Prompt:
Without the pictures, set down the records below word for word.

━━ Materials provided

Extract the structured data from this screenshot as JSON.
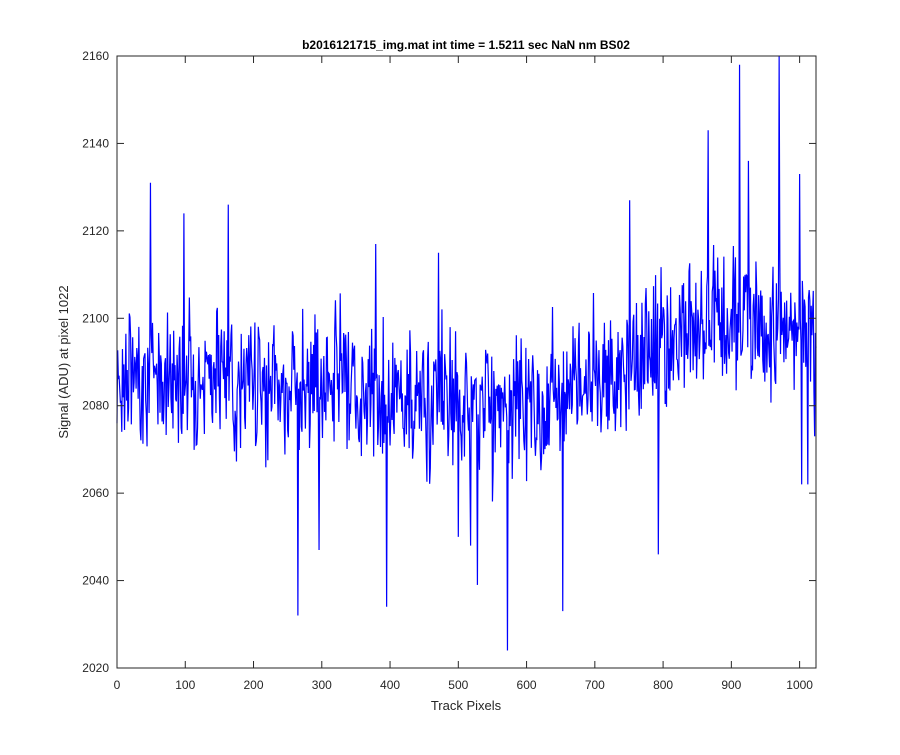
{
  "chart_data": {
    "type": "line",
    "title": "b2016121715_img.mat int time = 1.5211 sec  NaN nm BS02",
    "xlabel": "Track Pixels",
    "ylabel": "Signal (ADU) at pixel 1022",
    "xlim": [
      0,
      1024
    ],
    "ylim": [
      2020,
      2160
    ],
    "xticks": [
      0,
      100,
      200,
      300,
      400,
      500,
      600,
      700,
      800,
      900,
      1000
    ],
    "yticks": [
      2020,
      2040,
      2060,
      2080,
      2100,
      2120,
      2140,
      2160
    ],
    "series": [
      {
        "name": "Signal",
        "color": "#0000ff",
        "segments": [
          {
            "x": [
              0,
              1
            ],
            "y": [
              2076,
              2076
            ]
          },
          {
            "x": [
              1,
              180
            ],
            "y": [
              2087,
              2087
            ],
            "amp": 14,
            "seed": 17
          },
          {
            "x": [
              180,
              350
            ],
            "y": [
              2085,
              2085
            ],
            "amp": 15,
            "seed": 31
          },
          {
            "x": [
              350,
              550
            ],
            "y": [
              2082,
              2080
            ],
            "amp": 15,
            "seed": 53
          },
          {
            "x": [
              550,
              700
            ],
            "y": [
              2080,
              2084
            ],
            "amp": 15,
            "seed": 71
          },
          {
            "x": [
              700,
              860
            ],
            "y": [
              2086,
              2098
            ],
            "amp": 15,
            "seed": 97
          },
          {
            "x": [
              860,
              1024
            ],
            "y": [
              2100,
              2094
            ],
            "amp": 15,
            "seed": 113
          }
        ],
        "peaks": [
          {
            "x": 49,
            "y": 2131
          },
          {
            "x": 98,
            "y": 2124
          },
          {
            "x": 163,
            "y": 2126
          },
          {
            "x": 265,
            "y": 2032
          },
          {
            "x": 296,
            "y": 2047
          },
          {
            "x": 379,
            "y": 2117
          },
          {
            "x": 395,
            "y": 2034
          },
          {
            "x": 471,
            "y": 2115
          },
          {
            "x": 500,
            "y": 2050
          },
          {
            "x": 518,
            "y": 2048
          },
          {
            "x": 528,
            "y": 2039
          },
          {
            "x": 572,
            "y": 2024
          },
          {
            "x": 653,
            "y": 2033
          },
          {
            "x": 751,
            "y": 2127
          },
          {
            "x": 793,
            "y": 2046
          },
          {
            "x": 866,
            "y": 2143
          },
          {
            "x": 912,
            "y": 2158
          },
          {
            "x": 925,
            "y": 2136
          },
          {
            "x": 970,
            "y": 2160
          },
          {
            "x": 1000,
            "y": 2133
          },
          {
            "x": 1003,
            "y": 2062
          },
          {
            "x": 1012,
            "y": 2062
          },
          {
            "x": 1022,
            "y": 2073
          }
        ]
      }
    ]
  }
}
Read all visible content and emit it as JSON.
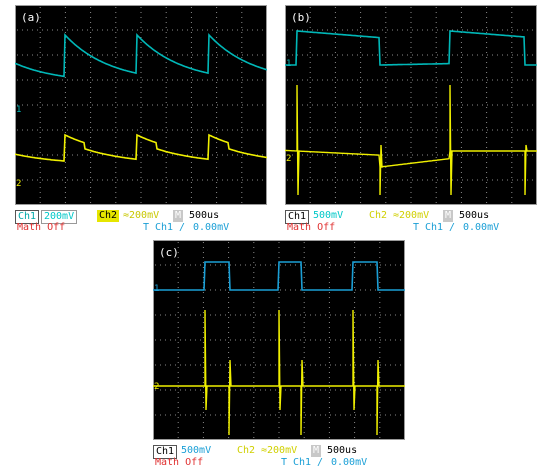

━━━━

Result of this exercise:
Extract the structured data from this screenshot as JSON.
{
  "chart_data": {
    "type": "line",
    "title": "b2016121715_img.mat int time = 1.5211 sec  NaN nm BS02",
    "xlabel": "Track Pixels",
    "ylabel": "Signal (ADU) at pixel 1022",
    "xlim": [
      0,
      1024
    ],
    "ylim": [
      2020,
      2160
    ],
    "xticks": [
      0,
      100,
      200,
      300,
      400,
      500,
      600,
      700,
      800,
      900,
      1000
    ],
    "yticks": [
      2020,
      2040,
      2060,
      2080,
      2100,
      2120,
      2140,
      2160
    ],
    "series": [
      {
        "name": "Signal",
        "color": "#0000ff",
        "segments": [
          {
            "x": [
              0,
              1
            ],
            "y": [
              2076,
              2076
            ]
          },
          {
            "x": [
              1,
              180
            ],
            "y": [
              2087,
              2087
            ],
            "amp": 14,
            "seed": 17
          },
          {
            "x": [
              180,
              350
            ],
            "y": [
              2085,
              2085
            ],
            "amp": 15,
            "seed": 31
          },
          {
            "x": [
              350,
              550
            ],
            "y": [
              2082,
              2080
            ],
            "amp": 15,
            "seed": 53
          },
          {
            "x": [
              550,
              700
            ],
            "y": [
              2080,
              2084
            ],
            "amp": 15,
            "seed": 71
          },
          {
            "x": [
              700,
              860
            ],
            "y": [
              2086,
              2098
            ],
            "amp": 15,
            "seed": 97
          },
          {
            "x": [
              860,
              1024
            ],
            "y": [
              2100,
              2094
            ],
            "amp": 15,
            "seed": 113
          }
        ],
        "peaks": [
          {
            "x": 49,
            "y": 2131
          },
          {
            "x": 98,
            "y": 2124
          },
          {
            "x": 163,
            "y": 2126
          },
          {
            "x": 265,
            "y": 2032
          },
          {
            "x": 296,
            "y": 2047
          },
          {
            "x": 379,
            "y": 2117
          },
          {
            "x": 395,
            "y": 2034
          },
          {
            "x": 471,
            "y": 2115
          },
          {
            "x": 500,
            "y": 2050
          },
          {
            "x": 518,
            "y": 2048
          },
          {
            "x": 528,
            "y": 2039
          },
          {
            "x": 572,
            "y": 2024
          },
          {
            "x": 653,
            "y": 2033
          },
          {
            "x": 751,
            "y": 2127
          },
          {
            "x": 793,
            "y": 2046
          },
          {
            "x": 866,
            "y": 2143
          },
          {
            "x": 912,
            "y": 2158
          },
          {
            "x": 925,
            "y": 2136
          },
          {
            "x": 970,
            "y": 2160
          },
          {
            "x": 1000,
            "y": 2133
          },
          {
            "x": 1003,
            "y": 2062
          },
          {
            "x": 1012,
            "y": 2062
          },
          {
            "x": 1022,
            "y": 2073
          }
        ]
      }
    ]
  }
}
Read all visible content and emit it as JSON.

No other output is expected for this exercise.